▸ WHAT YOU NEED TO DO
Quote each record exactly, please, leaving none out.

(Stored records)

──────────────────────────────

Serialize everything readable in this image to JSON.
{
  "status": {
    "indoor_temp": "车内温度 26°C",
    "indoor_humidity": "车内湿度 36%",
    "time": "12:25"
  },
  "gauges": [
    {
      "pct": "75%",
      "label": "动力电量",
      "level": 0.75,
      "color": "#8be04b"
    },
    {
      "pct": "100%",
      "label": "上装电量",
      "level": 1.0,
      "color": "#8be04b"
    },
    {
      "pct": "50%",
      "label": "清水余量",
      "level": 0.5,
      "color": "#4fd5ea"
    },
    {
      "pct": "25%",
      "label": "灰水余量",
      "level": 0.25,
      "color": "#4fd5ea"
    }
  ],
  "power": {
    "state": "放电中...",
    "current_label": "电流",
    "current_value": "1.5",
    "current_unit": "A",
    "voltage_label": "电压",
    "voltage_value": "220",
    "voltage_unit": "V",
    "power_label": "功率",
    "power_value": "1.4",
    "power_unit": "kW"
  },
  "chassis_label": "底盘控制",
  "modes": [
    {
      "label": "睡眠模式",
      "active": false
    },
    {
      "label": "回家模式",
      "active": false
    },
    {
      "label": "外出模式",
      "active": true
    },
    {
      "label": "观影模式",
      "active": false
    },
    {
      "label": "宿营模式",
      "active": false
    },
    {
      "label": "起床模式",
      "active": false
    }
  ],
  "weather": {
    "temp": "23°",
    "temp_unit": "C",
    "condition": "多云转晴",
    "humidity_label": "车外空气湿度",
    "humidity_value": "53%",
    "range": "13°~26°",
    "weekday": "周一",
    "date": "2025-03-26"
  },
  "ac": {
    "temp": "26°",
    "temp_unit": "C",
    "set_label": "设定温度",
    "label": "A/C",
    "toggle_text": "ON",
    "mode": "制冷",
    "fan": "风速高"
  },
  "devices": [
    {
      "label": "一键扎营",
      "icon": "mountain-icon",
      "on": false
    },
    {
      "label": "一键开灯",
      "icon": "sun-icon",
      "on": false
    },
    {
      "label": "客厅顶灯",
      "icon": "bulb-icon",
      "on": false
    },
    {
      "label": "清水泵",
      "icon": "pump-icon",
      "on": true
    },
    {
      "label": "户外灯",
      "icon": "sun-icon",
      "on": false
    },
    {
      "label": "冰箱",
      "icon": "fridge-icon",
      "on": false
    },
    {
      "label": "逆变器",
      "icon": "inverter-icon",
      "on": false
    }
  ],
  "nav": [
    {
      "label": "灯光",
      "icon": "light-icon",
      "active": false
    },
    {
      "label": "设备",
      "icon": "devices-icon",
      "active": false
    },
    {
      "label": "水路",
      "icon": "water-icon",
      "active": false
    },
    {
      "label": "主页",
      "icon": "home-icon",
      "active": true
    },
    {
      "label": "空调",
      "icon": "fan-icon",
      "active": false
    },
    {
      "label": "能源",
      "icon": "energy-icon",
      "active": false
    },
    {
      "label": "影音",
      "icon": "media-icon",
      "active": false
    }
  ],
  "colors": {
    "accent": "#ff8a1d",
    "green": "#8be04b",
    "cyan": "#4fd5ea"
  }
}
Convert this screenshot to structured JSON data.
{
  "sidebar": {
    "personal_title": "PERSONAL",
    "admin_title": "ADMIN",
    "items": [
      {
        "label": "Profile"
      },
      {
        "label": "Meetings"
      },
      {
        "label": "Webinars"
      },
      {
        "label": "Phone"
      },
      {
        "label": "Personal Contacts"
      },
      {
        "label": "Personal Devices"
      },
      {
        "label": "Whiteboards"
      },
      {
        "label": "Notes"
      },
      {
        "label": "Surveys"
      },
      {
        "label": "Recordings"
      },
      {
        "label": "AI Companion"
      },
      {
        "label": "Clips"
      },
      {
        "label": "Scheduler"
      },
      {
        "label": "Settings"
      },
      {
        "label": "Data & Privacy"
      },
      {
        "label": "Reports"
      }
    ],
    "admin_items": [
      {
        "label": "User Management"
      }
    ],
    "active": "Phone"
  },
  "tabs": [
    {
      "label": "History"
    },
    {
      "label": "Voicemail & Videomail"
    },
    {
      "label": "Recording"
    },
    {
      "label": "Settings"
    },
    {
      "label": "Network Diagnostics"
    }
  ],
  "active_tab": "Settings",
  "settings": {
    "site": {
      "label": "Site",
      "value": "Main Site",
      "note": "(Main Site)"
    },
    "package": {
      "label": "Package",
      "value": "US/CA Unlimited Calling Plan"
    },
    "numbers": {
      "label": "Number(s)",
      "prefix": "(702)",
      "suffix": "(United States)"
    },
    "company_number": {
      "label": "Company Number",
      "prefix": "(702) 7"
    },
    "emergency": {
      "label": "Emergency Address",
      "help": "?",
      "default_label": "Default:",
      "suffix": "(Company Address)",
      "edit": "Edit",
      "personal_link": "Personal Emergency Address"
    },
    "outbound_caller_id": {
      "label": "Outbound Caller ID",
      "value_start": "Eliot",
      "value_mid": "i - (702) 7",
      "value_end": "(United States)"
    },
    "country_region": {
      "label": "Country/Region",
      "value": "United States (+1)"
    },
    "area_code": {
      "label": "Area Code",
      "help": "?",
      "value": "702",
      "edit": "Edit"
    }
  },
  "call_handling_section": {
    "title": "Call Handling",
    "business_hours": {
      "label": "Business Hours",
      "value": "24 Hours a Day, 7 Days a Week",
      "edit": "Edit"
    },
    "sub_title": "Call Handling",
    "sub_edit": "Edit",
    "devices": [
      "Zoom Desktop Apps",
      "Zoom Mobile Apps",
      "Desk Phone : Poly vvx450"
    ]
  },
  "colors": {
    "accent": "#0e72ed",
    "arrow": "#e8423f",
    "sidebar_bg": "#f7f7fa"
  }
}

──────────────────────────────

▸ FULL ANSWER
Serialize everything readable in this image to JSON.
{
  "status": {
    "indoor_temp": "车内温度 26°C",
    "indoor_humidity": "车内湿度 36%",
    "time": "12:25"
  },
  "gauges": [
    {
      "pct": "75%",
      "label": "动力电量",
      "level": 0.75,
      "color": "#8be04b"
    },
    {
      "pct": "100%",
      "label": "上装电量",
      "level": 1.0,
      "color": "#8be04b"
    },
    {
      "pct": "50%",
      "label": "清水余量",
      "level": 0.5,
      "color": "#4fd5ea"
    },
    {
      "pct": "25%",
      "label": "灰水余量",
      "level": 0.25,
      "color": "#4fd5ea"
    }
  ],
  "power": {
    "state": "放电中...",
    "current_label": "电流",
    "current_value": "1.5",
    "current_unit": "A",
    "voltage_label": "电压",
    "voltage_value": "220",
    "voltage_unit": "V",
    "power_label": "功率",
    "power_value": "1.4",
    "power_unit": "kW"
  },
  "chassis_label": "底盘控制",
  "modes": [
    {
      "label": "睡眠模式",
      "active": false
    },
    {
      "label": "回家模式",
      "active": false
    },
    {
      "label": "外出模式",
      "active": true
    },
    {
      "label": "观影模式",
      "active": false
    },
    {
      "label": "宿营模式",
      "active": false
    },
    {
      "label": "起床模式",
      "active": false
    }
  ],
  "weather": {
    "temp": "23°",
    "temp_unit": "C",
    "condition": "多云转晴",
    "humidity_label": "车外空气湿度",
    "humidity_value": "53%",
    "range": "13°~26°",
    "weekday": "周一",
    "date": "2025-03-26"
  },
  "ac": {
    "temp": "26°",
    "temp_unit": "C",
    "set_label": "设定温度",
    "label": "A/C",
    "toggle_text": "ON",
    "mode": "制冷",
    "fan": "风速高"
  },
  "devices": [
    {
      "label": "一键扎营",
      "icon": "mountain-icon",
      "on": false
    },
    {
      "label": "一键开灯",
      "icon": "sun-icon",
      "on": false
    },
    {
      "label": "客厅顶灯",
      "icon": "bulb-icon",
      "on": false
    },
    {
      "label": "清水泵",
      "icon": "pump-icon",
      "on": true
    },
    {
      "label": "户外灯",
      "icon": "sun-icon",
      "on": false
    },
    {
      "label": "冰箱",
      "icon": "fridge-icon",
      "on": false
    },
    {
      "label": "逆变器",
      "icon": "inverter-icon",
      "on": false
    }
  ],
  "nav": [
    {
      "label": "灯光",
      "icon": "light-icon",
      "active": false
    },
    {
      "label": "设备",
      "icon": "devices-icon",
      "active": false
    },
    {
      "label": "水路",
      "icon": "water-icon",
      "active": false
    },
    {
      "label": "主页",
      "icon": "home-icon",
      "active": true
    },
    {
      "label": "空调",
      "icon": "fan-icon",
      "active": false
    },
    {
      "label": "能源",
      "icon": "energy-icon",
      "active": false
    },
    {
      "label": "影音",
      "icon": "media-icon",
      "active": false
    }
  ],
  "colors": {
    "accent": "#ff8a1d",
    "green": "#8be04b",
    "cyan": "#4fd5ea"
  }
}
Convert this screenshot to structured JSON data.
{
  "sidebar": {
    "personal_title": "PERSONAL",
    "admin_title": "ADMIN",
    "items": [
      {
        "label": "Profile"
      },
      {
        "label": "Meetings"
      },
      {
        "label": "Webinars"
      },
      {
        "label": "Phone"
      },
      {
        "label": "Personal Contacts"
      },
      {
        "label": "Personal Devices"
      },
      {
        "label": "Whiteboards"
      },
      {
        "label": "Notes"
      },
      {
        "label": "Surveys"
      },
      {
        "label": "Recordings"
      },
      {
        "label": "AI Companion"
      },
      {
        "label": "Clips"
      },
      {
        "label": "Scheduler"
      },
      {
        "label": "Settings"
      },
      {
        "label": "Data & Privacy"
      },
      {
        "label": "Reports"
      }
    ],
    "admin_items": [
      {
        "label": "User Management"
      }
    ],
    "active": "Phone"
  },
  "tabs": [
    {
      "label": "History"
    },
    {
      "label": "Voicemail & Videomail"
    },
    {
      "label": "Recording"
    },
    {
      "label": "Settings"
    },
    {
      "label": "Network Diagnostics"
    }
  ],
  "active_tab": "Settings",
  "settings": {
    "site": {
      "label": "Site",
      "value": "Main Site",
      "note": "(Main Site)"
    },
    "package": {
      "label": "Package",
      "value": "US/CA Unlimited Calling Plan"
    },
    "numbers": {
      "label": "Number(s)",
      "prefix": "(702)",
      "suffix": "(United States)"
    },
    "company_number": {
      "label": "Company Number",
      "prefix": "(702) 7"
    },
    "emergency": {
      "label": "Emergency Address",
      "help": "?",
      "default_label": "Default:",
      "suffix": "(Company Address)",
      "edit": "Edit",
      "personal_link": "Personal Emergency Address"
    },
    "outbound_caller_id": {
      "label": "Outbound Caller ID",
      "value_start": "Eliot",
      "value_mid": "i - (702) 7",
      "value_end": "(United States)"
    },
    "country_region": {
      "label": "Country/Region",
      "value": "United States (+1)"
    },
    "area_code": {
      "label": "Area Code",
      "help": "?",
      "value": "702",
      "edit": "Edit"
    }
  },
  "call_handling_section": {
    "title": "Call Handling",
    "business_hours": {
      "label": "Business Hours",
      "value": "24 Hours a Day, 7 Days a Week",
      "edit": "Edit"
    },
    "sub_title": "Call Handling",
    "sub_edit": "Edit",
    "devices": [
      "Zoom Desktop Apps",
      "Zoom Mobile Apps",
      "Desk Phone : Poly vvx450"
    ]
  },
  "colors": {
    "accent": "#0e72ed",
    "arrow": "#e8423f",
    "sidebar_bg": "#f7f7fa"
  }
}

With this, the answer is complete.